(Records from a collection)
——
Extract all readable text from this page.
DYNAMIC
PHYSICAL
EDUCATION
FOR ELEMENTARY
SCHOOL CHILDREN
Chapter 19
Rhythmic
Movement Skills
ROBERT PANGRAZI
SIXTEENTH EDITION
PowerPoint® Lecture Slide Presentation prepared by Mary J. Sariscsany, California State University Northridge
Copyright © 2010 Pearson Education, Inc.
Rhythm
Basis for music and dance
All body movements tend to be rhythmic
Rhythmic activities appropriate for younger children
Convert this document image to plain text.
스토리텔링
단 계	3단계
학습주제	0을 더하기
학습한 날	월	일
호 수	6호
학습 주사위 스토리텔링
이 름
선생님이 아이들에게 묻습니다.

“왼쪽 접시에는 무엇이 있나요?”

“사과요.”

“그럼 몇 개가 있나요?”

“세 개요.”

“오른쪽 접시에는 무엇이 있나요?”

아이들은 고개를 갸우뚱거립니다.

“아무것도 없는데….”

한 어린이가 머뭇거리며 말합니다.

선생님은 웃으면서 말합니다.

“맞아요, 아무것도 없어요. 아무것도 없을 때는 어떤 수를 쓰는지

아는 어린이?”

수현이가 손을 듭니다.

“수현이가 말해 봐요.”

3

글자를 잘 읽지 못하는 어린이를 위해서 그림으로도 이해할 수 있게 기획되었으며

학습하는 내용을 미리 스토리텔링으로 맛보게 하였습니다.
——
### EXERCISE DESCRIPTION
Please repeat the material above, word for word and in full.

### TASK ANSWER
Extract all readable text from this page.
DYNAMIC
PHYSICAL
EDUCATION
FOR ELEMENTARY
SCHOOL CHILDREN
Chapter 19
Rhythmic
Movement Skills
ROBERT PANGRAZI
SIXTEENTH EDITION
PowerPoint® Lecture Slide Presentation prepared by Mary J. Sariscsany, California State University Northridge
Copyright © 2010 Pearson Education, Inc.
Rhythm
Basis for music and dance
All body movements tend to be rhythmic
Rhythmic activities appropriate for younger children
Convert this document image to plain text.
스토리텔링
단 계	3단계
학습주제	0을 더하기
학습한 날	월	일
호 수	6호
학습 주사위 스토리텔링
이 름
선생님이 아이들에게 묻습니다.

“왼쪽 접시에는 무엇이 있나요?”

“사과요.”

“그럼 몇 개가 있나요?”

“세 개요.”

“오른쪽 접시에는 무엇이 있나요?”

아이들은 고개를 갸우뚱거립니다.

“아무것도 없는데….”

한 어린이가 머뭇거리며 말합니다.

선생님은 웃으면서 말합니다.

“맞아요, 아무것도 없어요. 아무것도 없을 때는 어떤 수를 쓰는지

아는 어린이?”

수현이가 손을 듭니다.

“수현이가 말해 봐요.”

3

글자를 잘 읽지 못하는 어린이를 위해서 그림으로도 이해할 수 있게 기획되었으며

학습하는 내용을 미리 스토리텔링으로 맛보게 하였습니다.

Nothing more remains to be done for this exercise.